§ Instruction 1
For the forum thread on limiting alternator output, state whether each statement agrees with the text: (a) an ideal charge rate is typically 10-15% of a battery's amp hour rating; (b) melbo's battery bank is made up of four 12-volt batteries; (c) melbo's charge controller will deliver 80 amps to a depleted bank in full sun. Answer yes or no for each, quoting the deciding words of the text.
:: Supplied passage
How do you limit amp output from an alternator?

Discussion in 'Off Grid Living' started by Duck, Jun 18, 2014.

  1. Duck

    Duck Monkey

    Like if I wanted to make a 12 volt generator with a 100 amp capability but wanted to be able to turn it down to limit it's output to 30 amps for charging two deep cycle batteries (15 amps each).

    Two deep cycles will draw as much as you give them (theoretically). Ideal rate of charge is typically 10-15% of it's amp hour rating. 100 amp hours, give it 10-15 amps. Two 80 amp hour batteries in a parallel bank, ... give 'em 16-24 amps.

    So if I want to build a generator for charging those batteries, I'll want to be able to reduce the amount of amps they receive so I'm not feeding them 70-100 amps or so.

    How is that done?
  2. melbo

    melbo Hunter Gatherer Administrator Founding Member

    I'm not equipped to answer your question but can tell you that my Outback charge controller will push 80 amps to my (4x 6Volt) battery bank if it's depleted and my panels are in full sun. This is during what they call 'bulk mode' and then it begins to scale back as the voltage rises. I think my charger runs at bulk, absorb and then float but this is all set by the voltages targets from my battery manufactures data sheet.

    I guess I was under the impression that watching voltage was more critical than the amps your pushing in in a battery bank setup. Of corse, for me, this is all automated.

    @BTPost @ghrit
    mechstdr likes this.
::::
:: Available data
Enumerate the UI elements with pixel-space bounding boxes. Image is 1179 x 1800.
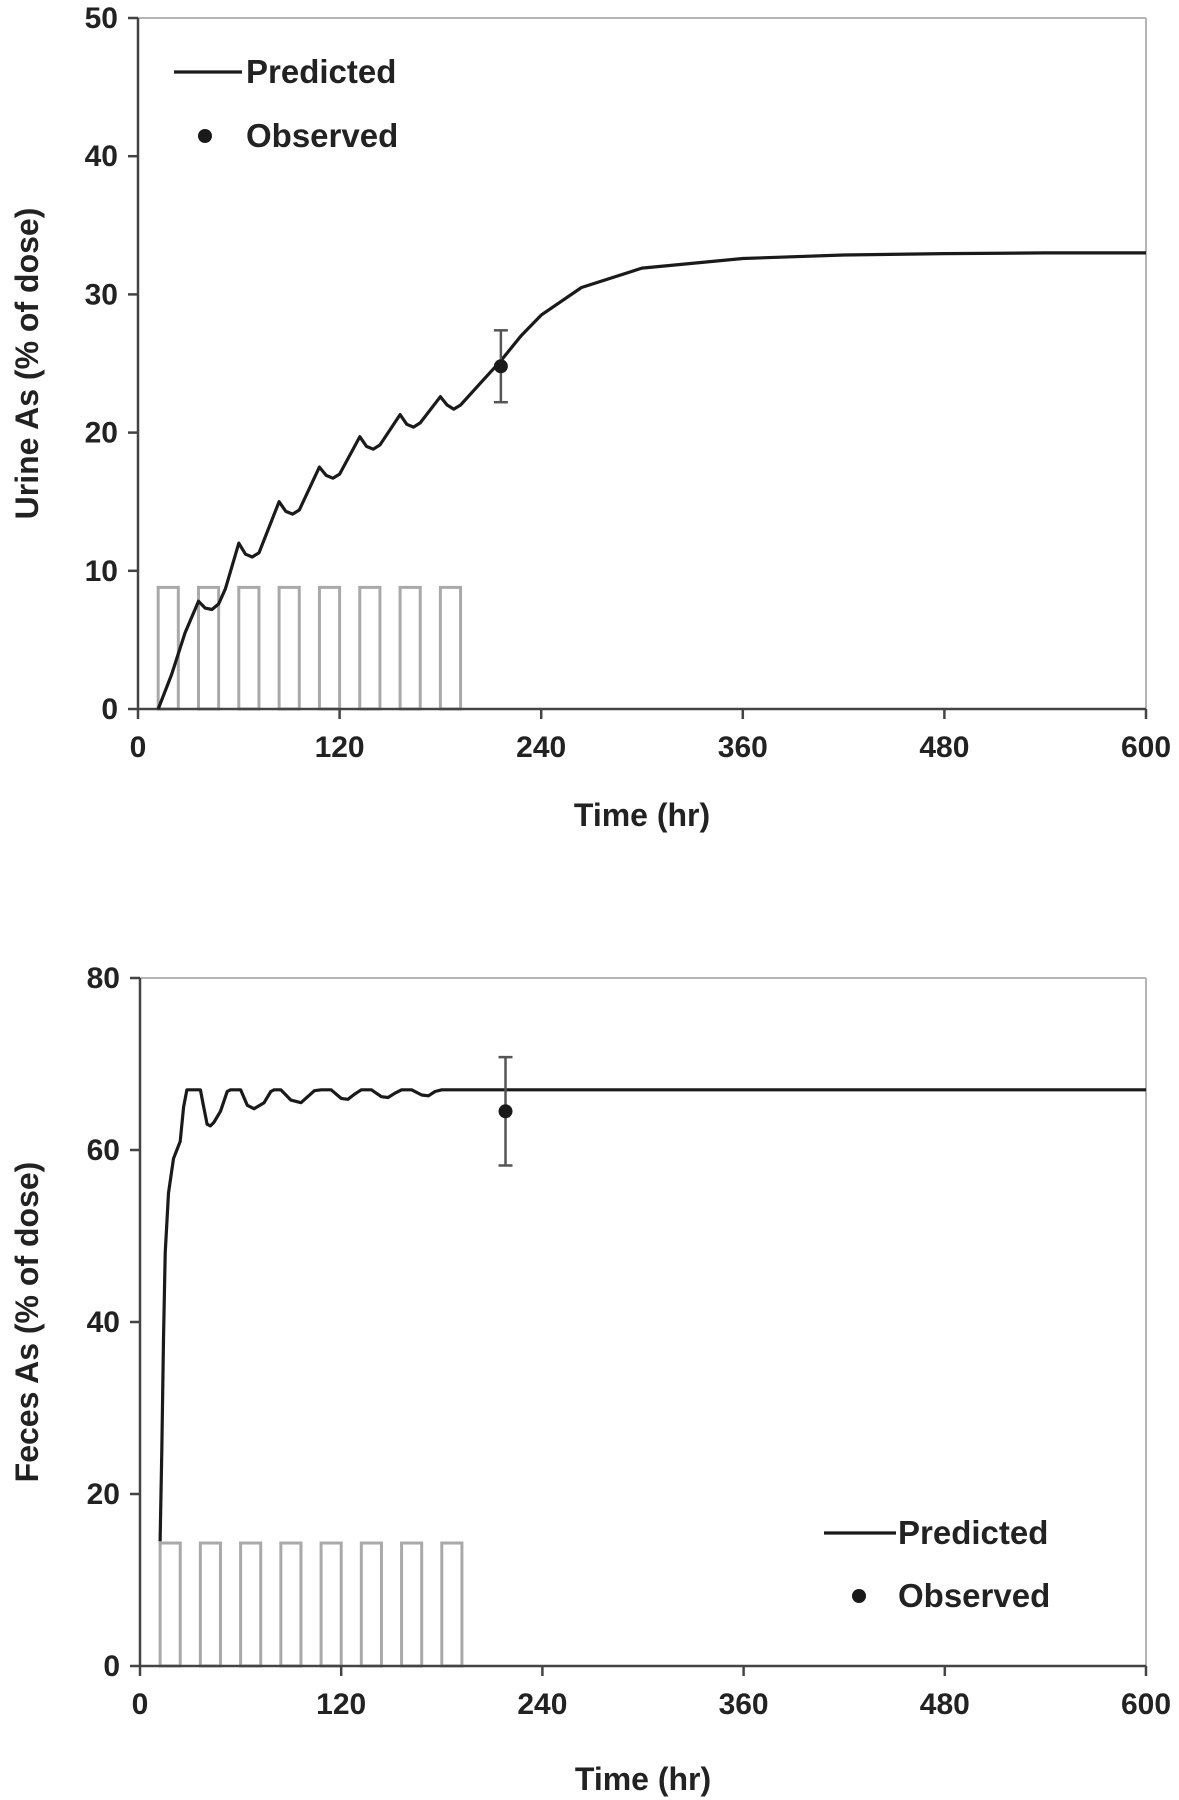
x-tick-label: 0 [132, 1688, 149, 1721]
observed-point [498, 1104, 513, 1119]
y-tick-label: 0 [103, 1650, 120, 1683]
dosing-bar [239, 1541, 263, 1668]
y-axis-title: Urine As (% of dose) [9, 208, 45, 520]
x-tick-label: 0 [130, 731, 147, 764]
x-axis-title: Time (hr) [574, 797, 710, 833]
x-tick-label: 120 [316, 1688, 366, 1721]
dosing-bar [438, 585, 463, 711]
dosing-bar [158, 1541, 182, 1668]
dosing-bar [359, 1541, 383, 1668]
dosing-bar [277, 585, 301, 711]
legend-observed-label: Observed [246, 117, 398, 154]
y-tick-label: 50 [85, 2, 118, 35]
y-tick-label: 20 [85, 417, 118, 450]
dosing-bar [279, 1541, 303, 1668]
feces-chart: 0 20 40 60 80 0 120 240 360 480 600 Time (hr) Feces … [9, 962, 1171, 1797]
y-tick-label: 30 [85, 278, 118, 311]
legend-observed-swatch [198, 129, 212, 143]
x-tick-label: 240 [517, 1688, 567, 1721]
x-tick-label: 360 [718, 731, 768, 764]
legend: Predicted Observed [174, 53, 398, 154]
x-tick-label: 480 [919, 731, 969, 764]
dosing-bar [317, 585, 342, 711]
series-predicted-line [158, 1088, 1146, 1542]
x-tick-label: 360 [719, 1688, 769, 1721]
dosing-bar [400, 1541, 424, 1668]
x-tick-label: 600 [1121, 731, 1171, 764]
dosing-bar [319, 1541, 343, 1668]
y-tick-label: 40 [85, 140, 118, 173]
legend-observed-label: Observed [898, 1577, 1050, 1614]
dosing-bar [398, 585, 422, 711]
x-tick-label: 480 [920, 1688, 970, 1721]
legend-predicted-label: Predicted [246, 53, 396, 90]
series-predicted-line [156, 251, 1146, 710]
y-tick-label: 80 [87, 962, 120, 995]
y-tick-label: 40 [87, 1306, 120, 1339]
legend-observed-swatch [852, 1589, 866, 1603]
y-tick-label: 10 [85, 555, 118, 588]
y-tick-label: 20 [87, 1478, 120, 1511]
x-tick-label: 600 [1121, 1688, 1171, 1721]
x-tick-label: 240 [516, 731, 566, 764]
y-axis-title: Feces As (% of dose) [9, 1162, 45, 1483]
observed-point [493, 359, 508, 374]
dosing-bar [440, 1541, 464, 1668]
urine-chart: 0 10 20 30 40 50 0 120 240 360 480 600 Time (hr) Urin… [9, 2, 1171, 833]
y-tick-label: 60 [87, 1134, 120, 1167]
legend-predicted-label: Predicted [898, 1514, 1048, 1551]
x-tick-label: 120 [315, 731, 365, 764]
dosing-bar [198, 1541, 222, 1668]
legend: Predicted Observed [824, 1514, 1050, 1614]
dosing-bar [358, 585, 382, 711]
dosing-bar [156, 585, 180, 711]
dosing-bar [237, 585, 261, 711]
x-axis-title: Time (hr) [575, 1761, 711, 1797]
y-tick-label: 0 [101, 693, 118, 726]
::::
§ Instruction 2
Arrange the records from the line with "x-tick-label: 0 [132, 1688, 149, 1721]" to the line with "dosing-bar [279, 1541, 303, 1668]" as a Markdown table with the columns Row and Line, numbering each row and omitting blank lines.

§ Written answer 1
(a) Yes: "Ideal rate of charge is typically 10-15% of it's amp hour rating."
(b) No: "(4x 6Volt) battery bank"
(c) Yes: "my Outback charge controller will push 80 amps to my (4x 6Volt) battery bank if it's depleted and my panels are in full sun"

§ Written answer 2
| Row | Line |
|---|---|
| 1 | x-tick-label: 0 [132, 1688, 149, 1721] |
| 2 | observed-point [498, 1104, 513, 1119] |
| 3 | y-tick-label: 0 [103, 1650, 120, 1683] |
| 4 | dosing-bar [239, 1541, 263, 1668] |
| 5 | y-axis-title: Urine As (% of dose) [9, 208, 45, 520] |
| 6 | x-tick-label: 0 [130, 731, 147, 764] |
| 7 | x-axis-title: Time (hr) [574, 797, 710, 833] |
| 8 | x-tick-label: 120 [316, 1688, 366, 1721] |
| 9 | dosing-bar [438, 585, 463, 711] |
| 10 | dosing-bar [158, 1541, 182, 1668] |
| 11 | dosing-bar [359, 1541, 383, 1668] |
| 12 | dosing-bar [277, 585, 301, 711] |
| 13 | legend-observed-label: Observed [246, 117, 398, 154] |
| 14 | y-tick-label: 50 [85, 2, 118, 35] |
| 15 | y-tick-label: 20 [85, 417, 118, 450] |
| 16 | dosing-bar [279, 1541, 303, 1668] |